▶ [Source data]:

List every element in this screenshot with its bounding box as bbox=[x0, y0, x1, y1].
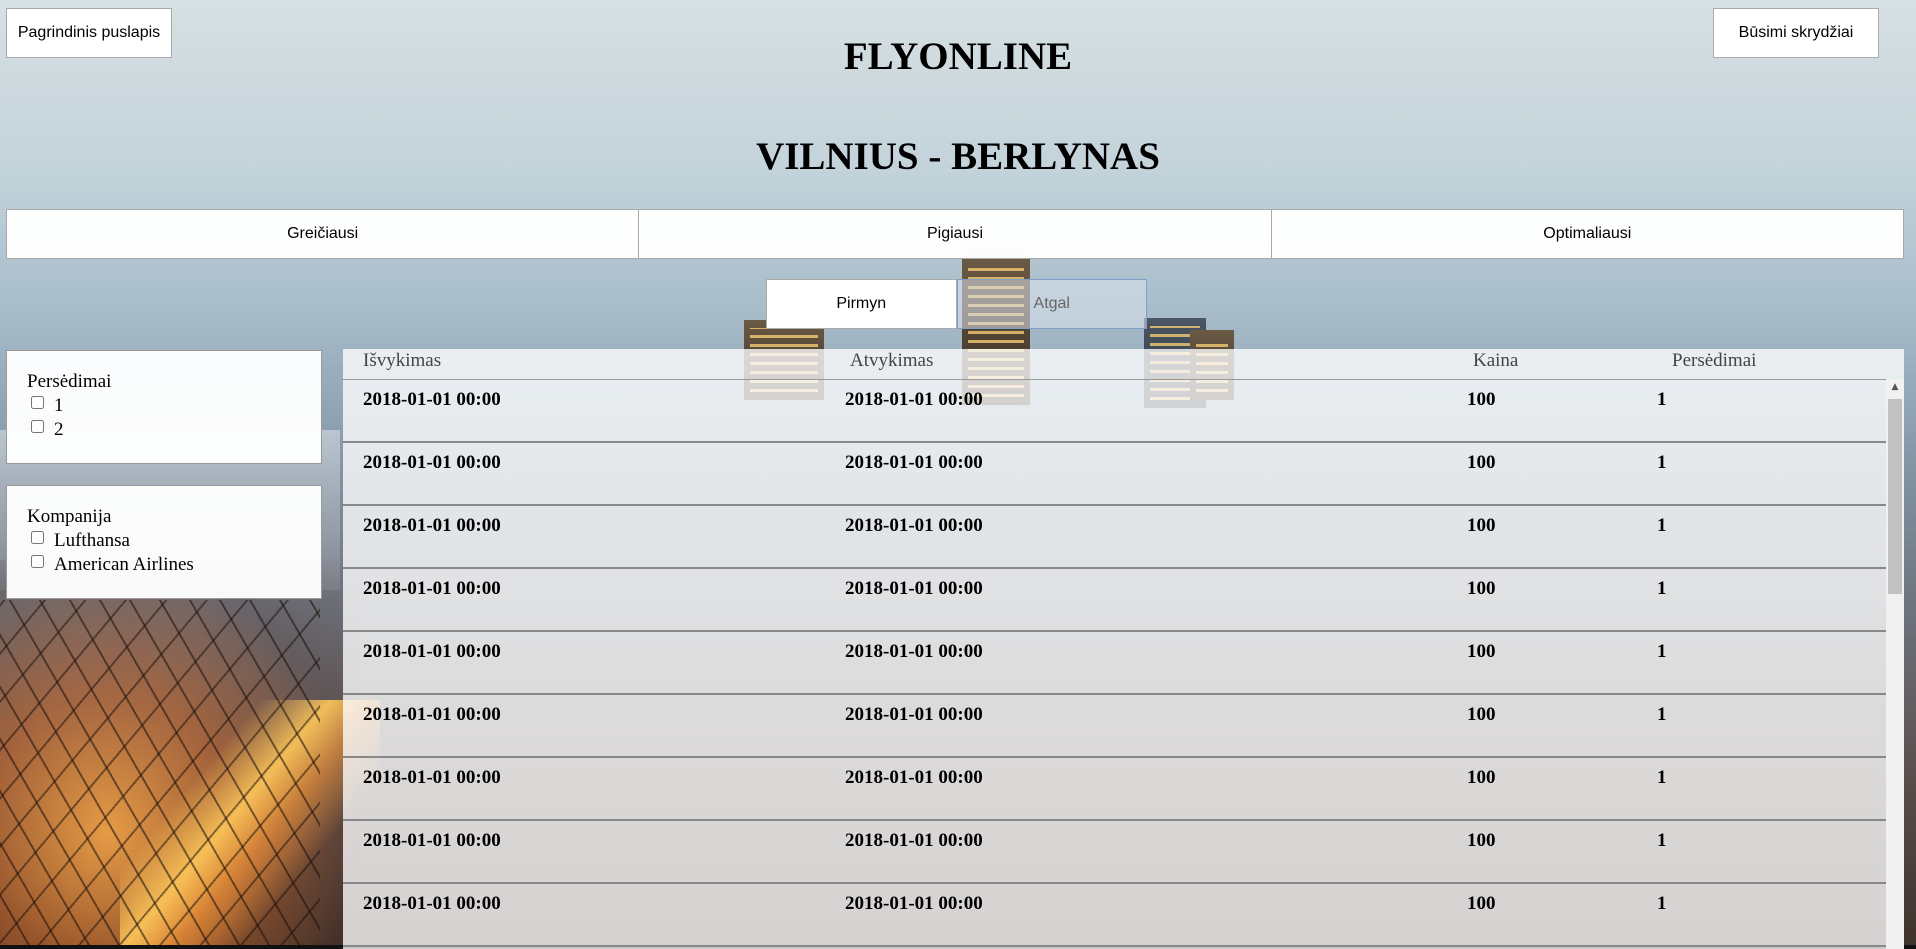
cell-price: 100 bbox=[1467, 767, 1496, 788]
cell-transfers: 1 bbox=[1657, 893, 1667, 914]
direction-toggle: Pirmyn Atgal bbox=[766, 279, 1147, 329]
flight-results-table: Išvykimas Atvykimas Kaina Persėdimai 201… bbox=[343, 349, 1904, 949]
lufthansa-checkbox[interactable] bbox=[31, 530, 44, 544]
cell-transfers: 1 bbox=[1657, 641, 1667, 662]
table-body: 2018-01-01 00:00 2018-01-01 00:00 100 1 … bbox=[343, 380, 1886, 947]
table-row[interactable]: 2018-01-01 00:00 2018-01-01 00:00 100 1 bbox=[343, 443, 1886, 506]
cell-price: 100 bbox=[1467, 830, 1496, 851]
transfers-option-label: 1 bbox=[54, 395, 64, 416]
table-row[interactable]: 2018-01-01 00:00 2018-01-01 00:00 100 1 bbox=[343, 569, 1886, 632]
cell-arrival: 2018-01-01 00:00 bbox=[845, 515, 983, 536]
header-price: Kaina bbox=[1473, 350, 1519, 371]
sort-fastest-button[interactable]: Greičiausi bbox=[6, 209, 640, 259]
cell-price: 100 bbox=[1467, 515, 1496, 536]
cell-transfers: 1 bbox=[1657, 452, 1667, 473]
cell-transfers: 1 bbox=[1657, 578, 1667, 599]
cell-price: 100 bbox=[1467, 704, 1496, 725]
route-title: VILNIUS - BERLYNAS bbox=[756, 135, 1160, 178]
table-row[interactable]: 2018-01-01 00:00 2018-01-01 00:00 100 1 bbox=[343, 632, 1886, 695]
cell-arrival: 2018-01-01 00:00 bbox=[845, 830, 983, 851]
transfers-option-2[interactable]: 2 bbox=[31, 418, 321, 442]
site-brand-title: FLYONLINE bbox=[843, 35, 1073, 78]
company-option-lufthansa[interactable]: Lufthansa bbox=[31, 529, 321, 553]
cell-transfers: 1 bbox=[1657, 830, 1667, 851]
cell-arrival: 2018-01-01 00:00 bbox=[845, 452, 983, 473]
cell-price: 100 bbox=[1467, 578, 1496, 599]
table-row[interactable]: 2018-01-01 00:00 2018-01-01 00:00 100 1 bbox=[343, 884, 1886, 947]
company-option-american-airlines[interactable]: American Airlines bbox=[31, 553, 321, 577]
cell-transfers: 1 bbox=[1657, 704, 1667, 725]
cell-arrival: 2018-01-01 00:00 bbox=[845, 641, 983, 662]
company-option-label: Lufthansa bbox=[54, 530, 130, 551]
cell-departure: 2018-01-01 00:00 bbox=[363, 641, 501, 662]
table-row[interactable]: 2018-01-01 00:00 2018-01-01 00:00 100 1 bbox=[343, 506, 1886, 569]
cell-price: 100 bbox=[1467, 641, 1496, 662]
header-transfers: Persėdimai bbox=[1672, 350, 1757, 371]
table-row[interactable]: 2018-01-01 00:00 2018-01-01 00:00 100 1 bbox=[343, 695, 1886, 758]
cell-departure: 2018-01-01 00:00 bbox=[363, 767, 501, 788]
table-row[interactable]: 2018-01-01 00:00 2018-01-01 00:00 100 1 bbox=[343, 821, 1886, 884]
cell-price: 100 bbox=[1467, 452, 1496, 473]
cell-arrival: 2018-01-01 00:00 bbox=[845, 767, 983, 788]
cell-departure: 2018-01-01 00:00 bbox=[363, 830, 501, 851]
cell-transfers: 1 bbox=[1657, 767, 1667, 788]
transfers-filter-title: Persėdimai bbox=[27, 371, 112, 392]
company-option-label: American Airlines bbox=[54, 554, 194, 575]
transfers-filter-panel: Persėdimai 1 2 bbox=[6, 350, 322, 464]
transfers-1-checkbox[interactable] bbox=[31, 395, 44, 409]
cell-departure: 2018-01-01 00:00 bbox=[363, 893, 501, 914]
table-header: Išvykimas Atvykimas Kaina Persėdimai bbox=[343, 349, 1886, 380]
cell-arrival: 2018-01-01 00:00 bbox=[845, 704, 983, 725]
cell-departure: 2018-01-01 00:00 bbox=[363, 452, 501, 473]
company-filter-panel: Kompanija Lufthansa American Airlines bbox=[6, 485, 322, 599]
scrollbar-thumb[interactable] bbox=[1888, 399, 1902, 594]
background-tree-branches bbox=[0, 600, 320, 949]
sort-cheapest-button[interactable]: Pigiausi bbox=[639, 209, 1272, 259]
scroll-up-arrow-icon[interactable]: ▲ bbox=[1886, 379, 1904, 395]
cell-departure: 2018-01-01 00:00 bbox=[363, 578, 501, 599]
cell-price: 100 bbox=[1467, 893, 1496, 914]
transfers-2-checkbox[interactable] bbox=[31, 419, 44, 433]
cell-transfers: 1 bbox=[1657, 389, 1667, 410]
table-row[interactable]: 2018-01-01 00:00 2018-01-01 00:00 100 1 bbox=[343, 758, 1886, 821]
cell-arrival: 2018-01-01 00:00 bbox=[845, 578, 983, 599]
header-arrival: Atvykimas bbox=[850, 350, 934, 371]
header-departure: Išvykimas bbox=[363, 350, 442, 371]
cell-price: 100 bbox=[1467, 389, 1496, 410]
cell-transfers: 1 bbox=[1657, 515, 1667, 536]
transfers-option-label: 2 bbox=[54, 419, 64, 440]
cell-departure: 2018-01-01 00:00 bbox=[363, 704, 501, 725]
cell-departure: 2018-01-01 00:00 bbox=[363, 389, 501, 410]
transfers-option-1[interactable]: 1 bbox=[31, 394, 321, 418]
cell-arrival: 2018-01-01 00:00 bbox=[845, 389, 983, 410]
american-airlines-checkbox[interactable] bbox=[31, 554, 44, 568]
sort-optimal-button[interactable]: Optimaliausi bbox=[1271, 209, 1904, 259]
sort-tabs: Greičiausi Pigiausi Optimaliausi bbox=[6, 209, 1904, 259]
direction-forward-button[interactable]: Pirmyn bbox=[766, 279, 957, 329]
results-scrollbar[interactable]: ▲ bbox=[1886, 379, 1904, 949]
cell-arrival: 2018-01-01 00:00 bbox=[845, 893, 983, 914]
cell-departure: 2018-01-01 00:00 bbox=[363, 515, 501, 536]
table-row[interactable]: 2018-01-01 00:00 2018-01-01 00:00 100 1 bbox=[343, 380, 1886, 443]
direction-back-button[interactable]: Atgal bbox=[956, 279, 1147, 329]
company-filter-title: Kompanija bbox=[27, 506, 112, 527]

▶ [What to do]:
Pick out every line in the records above that contains the string "panel", matching letter case exactly.

▶ [Result of the exercise]:
transfers-filter-panel: Persėdimai 1 2 bbox=[6, 350, 322, 464]
company-filter-panel: Kompanija Lufthansa American Airlines bbox=[6, 485, 322, 599]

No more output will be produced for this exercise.